Print the listing in its entirety and exactly, leaving out images.

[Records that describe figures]

+ + +

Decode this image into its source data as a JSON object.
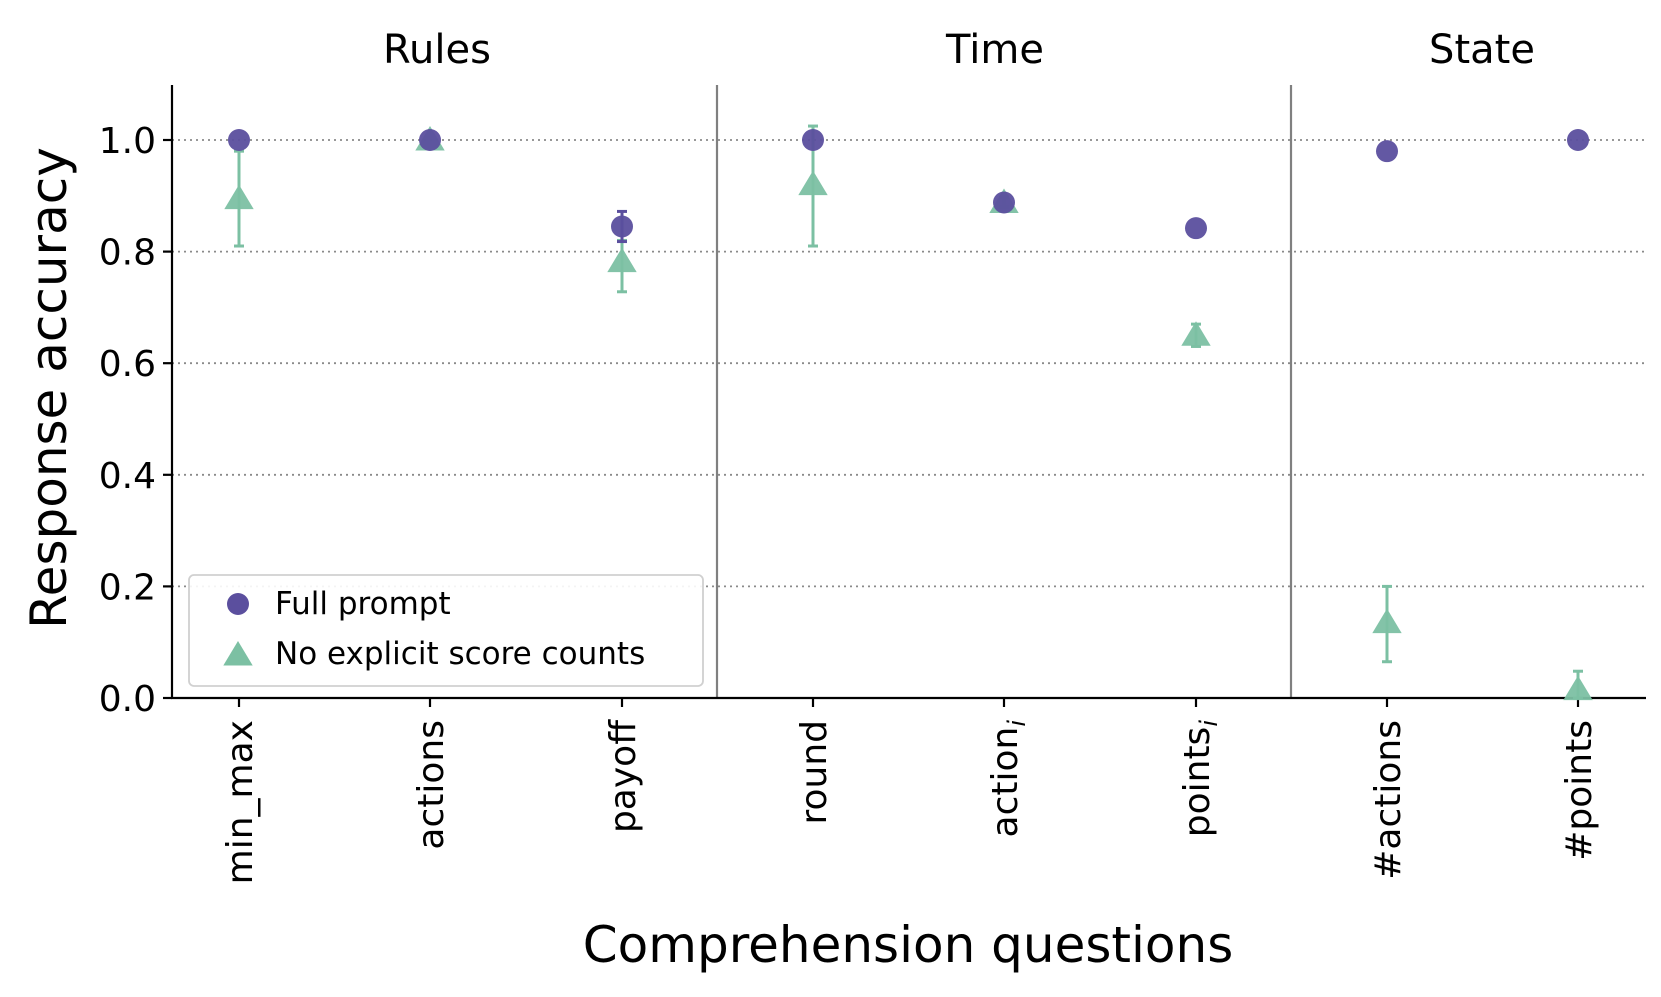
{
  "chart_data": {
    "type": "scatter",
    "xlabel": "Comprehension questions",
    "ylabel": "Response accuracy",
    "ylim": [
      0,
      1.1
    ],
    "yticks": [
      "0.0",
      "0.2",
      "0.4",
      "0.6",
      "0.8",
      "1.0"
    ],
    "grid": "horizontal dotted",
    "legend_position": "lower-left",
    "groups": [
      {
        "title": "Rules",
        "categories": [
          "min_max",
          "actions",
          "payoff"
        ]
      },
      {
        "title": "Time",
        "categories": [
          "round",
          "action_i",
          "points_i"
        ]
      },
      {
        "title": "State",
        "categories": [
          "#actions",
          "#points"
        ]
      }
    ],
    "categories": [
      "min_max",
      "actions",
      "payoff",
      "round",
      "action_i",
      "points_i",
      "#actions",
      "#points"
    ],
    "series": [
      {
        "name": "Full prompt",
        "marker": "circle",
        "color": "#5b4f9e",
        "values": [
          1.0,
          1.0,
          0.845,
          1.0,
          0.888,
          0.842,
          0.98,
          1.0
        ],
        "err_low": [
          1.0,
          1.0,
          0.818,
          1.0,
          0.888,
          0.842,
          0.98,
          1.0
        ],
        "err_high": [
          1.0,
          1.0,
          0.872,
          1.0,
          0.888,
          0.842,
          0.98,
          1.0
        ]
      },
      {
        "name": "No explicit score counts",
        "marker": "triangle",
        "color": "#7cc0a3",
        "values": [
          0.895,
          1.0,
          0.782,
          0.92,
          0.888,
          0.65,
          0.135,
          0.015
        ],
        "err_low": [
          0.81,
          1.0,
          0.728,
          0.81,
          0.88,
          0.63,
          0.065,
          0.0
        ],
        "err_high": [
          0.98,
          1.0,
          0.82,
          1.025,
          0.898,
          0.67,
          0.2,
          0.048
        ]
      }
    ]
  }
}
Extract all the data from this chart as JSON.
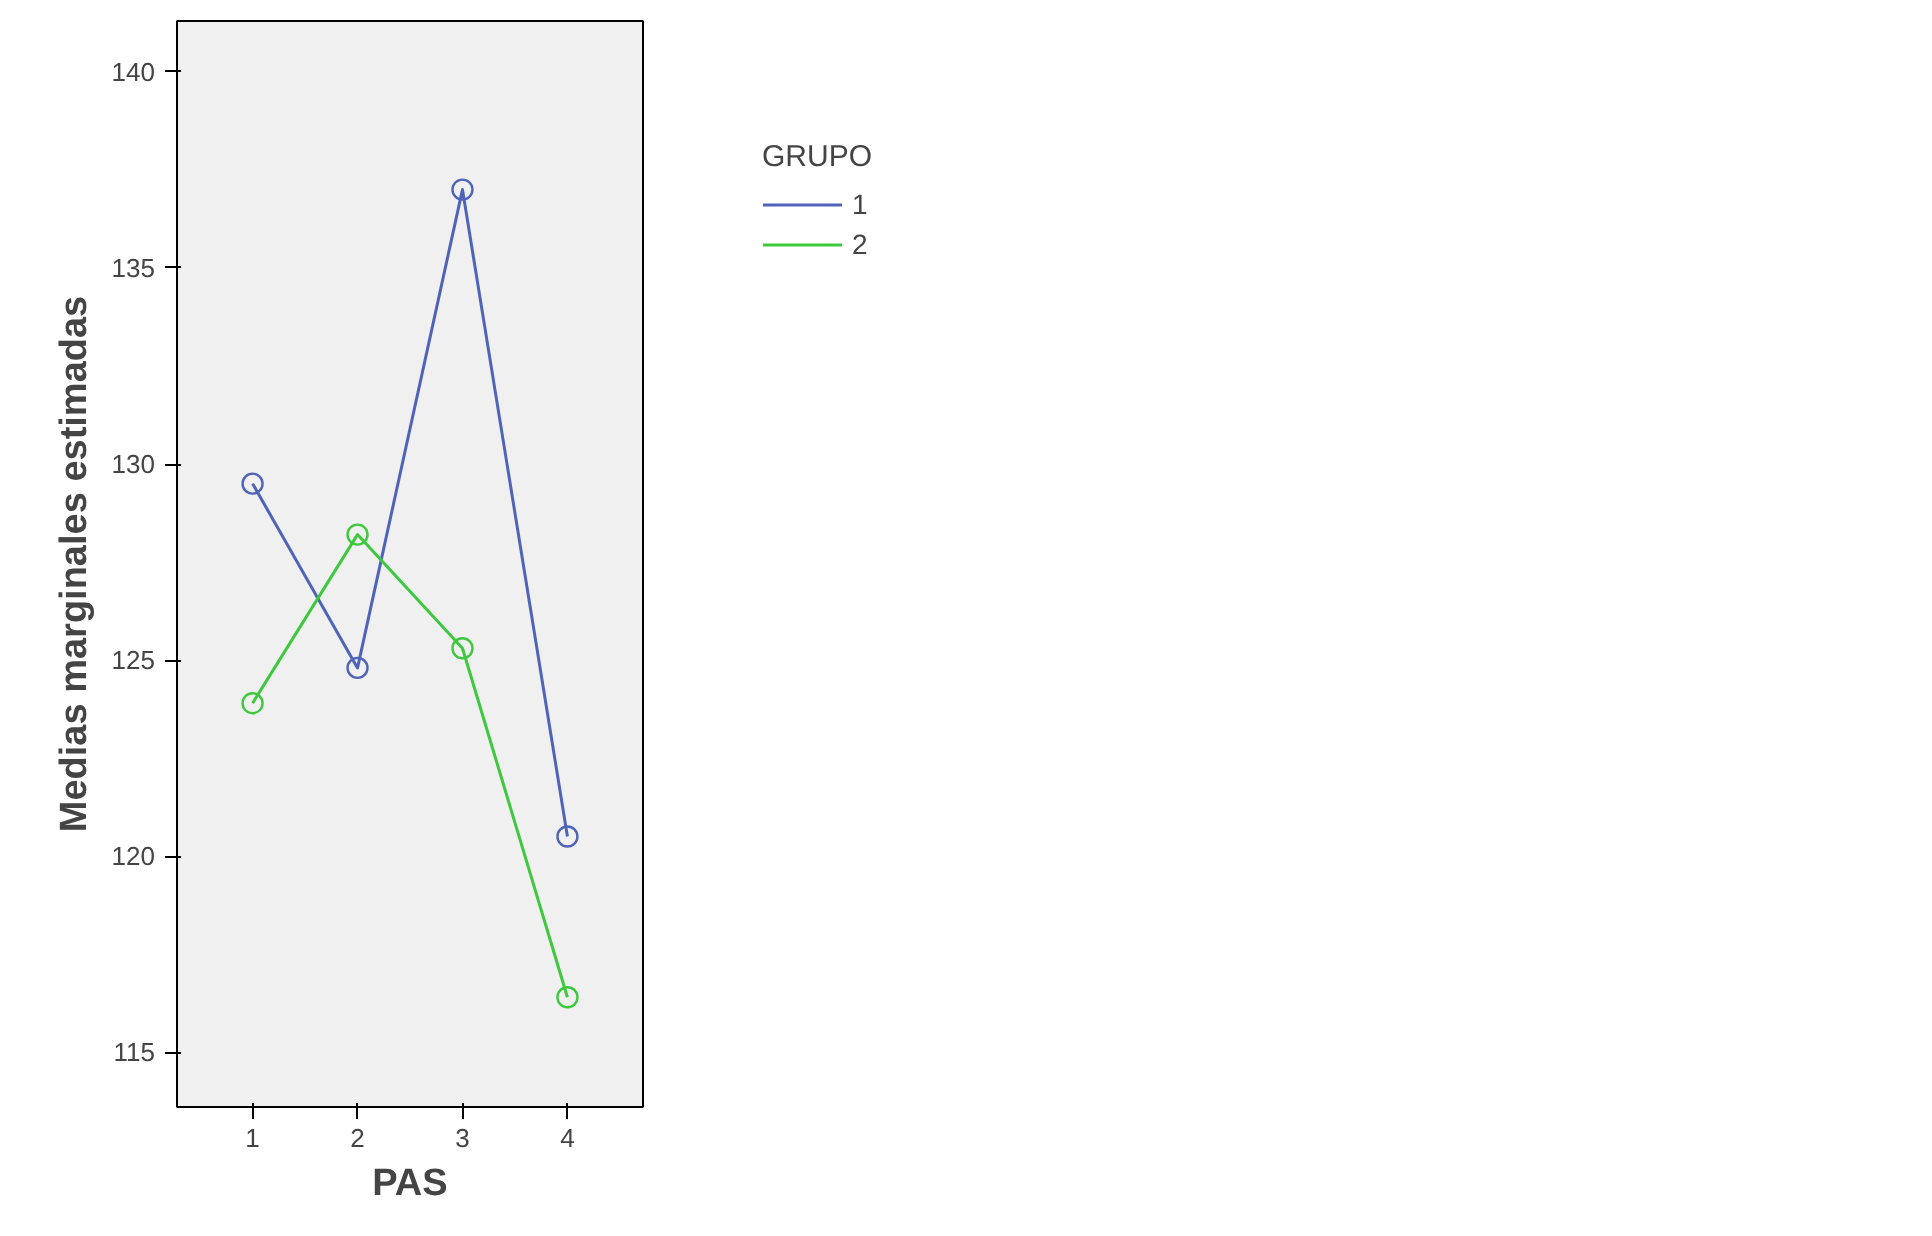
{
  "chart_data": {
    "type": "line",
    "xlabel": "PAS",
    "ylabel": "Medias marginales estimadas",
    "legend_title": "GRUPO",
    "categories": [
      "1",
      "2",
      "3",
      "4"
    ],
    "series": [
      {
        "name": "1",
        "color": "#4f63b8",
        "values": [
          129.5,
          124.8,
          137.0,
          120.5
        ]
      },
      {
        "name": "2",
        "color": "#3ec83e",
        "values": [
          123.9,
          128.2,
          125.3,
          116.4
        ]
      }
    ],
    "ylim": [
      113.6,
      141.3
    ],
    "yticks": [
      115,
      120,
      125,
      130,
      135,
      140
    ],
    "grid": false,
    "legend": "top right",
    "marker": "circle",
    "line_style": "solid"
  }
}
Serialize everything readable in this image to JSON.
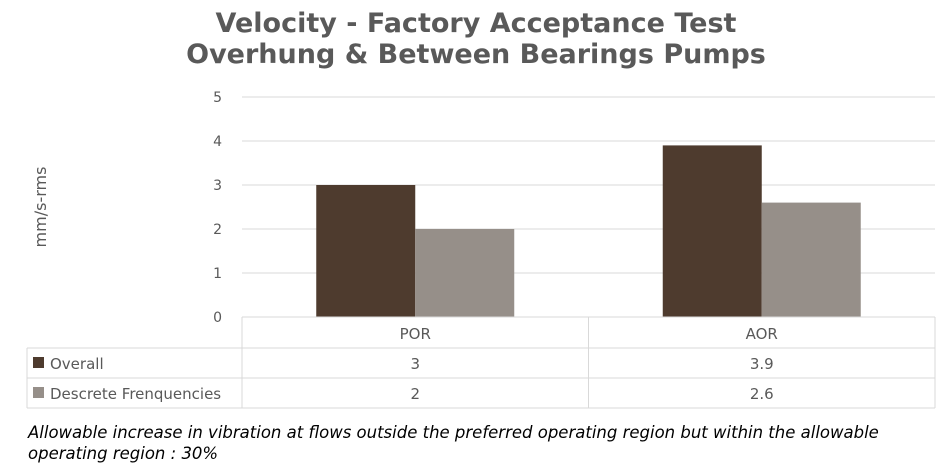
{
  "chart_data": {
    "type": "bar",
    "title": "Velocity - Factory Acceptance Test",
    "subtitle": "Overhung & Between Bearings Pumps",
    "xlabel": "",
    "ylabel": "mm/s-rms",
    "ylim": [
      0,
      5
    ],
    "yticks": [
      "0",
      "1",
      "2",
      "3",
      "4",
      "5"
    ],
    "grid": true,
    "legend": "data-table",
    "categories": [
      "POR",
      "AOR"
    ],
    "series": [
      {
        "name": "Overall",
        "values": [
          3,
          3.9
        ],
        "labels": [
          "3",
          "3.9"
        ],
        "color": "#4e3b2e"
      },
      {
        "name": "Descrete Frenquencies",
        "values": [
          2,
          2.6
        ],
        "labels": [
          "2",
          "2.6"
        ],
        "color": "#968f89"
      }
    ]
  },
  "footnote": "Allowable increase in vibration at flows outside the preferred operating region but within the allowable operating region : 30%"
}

+ + +

» Result for this task
Decode this image into its source data as a JSON object.
{
  "chart_data": {
    "type": "scatter",
    "xlabel": "Comprehension questions",
    "ylabel": "Response accuracy",
    "ylim": [
      0,
      1.1
    ],
    "yticks": [
      "0.0",
      "0.2",
      "0.4",
      "0.6",
      "0.8",
      "1.0"
    ],
    "grid": "horizontal dotted",
    "legend_position": "lower-left",
    "groups": [
      {
        "title": "Rules",
        "categories": [
          "min_max",
          "actions",
          "payoff"
        ]
      },
      {
        "title": "Time",
        "categories": [
          "round",
          "action_i",
          "points_i"
        ]
      },
      {
        "title": "State",
        "categories": [
          "#actions",
          "#points"
        ]
      }
    ],
    "categories": [
      "min_max",
      "actions",
      "payoff",
      "round",
      "action_i",
      "points_i",
      "#actions",
      "#points"
    ],
    "series": [
      {
        "name": "Full prompt",
        "marker": "circle",
        "color": "#5b4f9e",
        "values": [
          1.0,
          1.0,
          0.845,
          1.0,
          0.888,
          0.842,
          0.98,
          1.0
        ],
        "err_low": [
          1.0,
          1.0,
          0.818,
          1.0,
          0.888,
          0.842,
          0.98,
          1.0
        ],
        "err_high": [
          1.0,
          1.0,
          0.872,
          1.0,
          0.888,
          0.842,
          0.98,
          1.0
        ]
      },
      {
        "name": "No explicit score counts",
        "marker": "triangle",
        "color": "#7cc0a3",
        "values": [
          0.895,
          1.0,
          0.782,
          0.92,
          0.888,
          0.65,
          0.135,
          0.015
        ],
        "err_low": [
          0.81,
          1.0,
          0.728,
          0.81,
          0.88,
          0.63,
          0.065,
          0.0
        ],
        "err_high": [
          0.98,
          1.0,
          0.82,
          1.025,
          0.898,
          0.67,
          0.2,
          0.048
        ]
      }
    ]
  }
}
Extract all the data from this chart as JSON.
{
  "chart_data": {
    "type": "line",
    "xlabel": "PAS",
    "ylabel": "Medias marginales estimadas",
    "legend_title": "GRUPO",
    "categories": [
      "1",
      "2",
      "3",
      "4"
    ],
    "series": [
      {
        "name": "1",
        "color": "#4f63b8",
        "values": [
          129.5,
          124.8,
          137.0,
          120.5
        ]
      },
      {
        "name": "2",
        "color": "#3ec83e",
        "values": [
          123.9,
          128.2,
          125.3,
          116.4
        ]
      }
    ],
    "ylim": [
      113.6,
      141.3
    ],
    "yticks": [
      115,
      120,
      125,
      130,
      135,
      140
    ],
    "grid": false,
    "legend": "top right",
    "marker": "circle",
    "line_style": "solid"
  }
}
Serialize everything readable in this image to JSON.
{
  "chart_data": {
    "type": "bar",
    "title": "Velocity - Factory Acceptance Test",
    "subtitle": "Overhung & Between Bearings Pumps",
    "xlabel": "",
    "ylabel": "mm/s-rms",
    "ylim": [
      0,
      5
    ],
    "yticks": [
      "0",
      "1",
      "2",
      "3",
      "4",
      "5"
    ],
    "grid": true,
    "legend": "data-table",
    "categories": [
      "POR",
      "AOR"
    ],
    "series": [
      {
        "name": "Overall",
        "values": [
          3,
          3.9
        ],
        "labels": [
          "3",
          "3.9"
        ],
        "color": "#4e3b2e"
      },
      {
        "name": "Descrete Frenquencies",
        "values": [
          2,
          2.6
        ],
        "labels": [
          "2",
          "2.6"
        ],
        "color": "#968f89"
      }
    ]
  },
  "footnote": "Allowable increase in vibration at flows outside the preferred operating region but within the allowable operating region : 30%"
}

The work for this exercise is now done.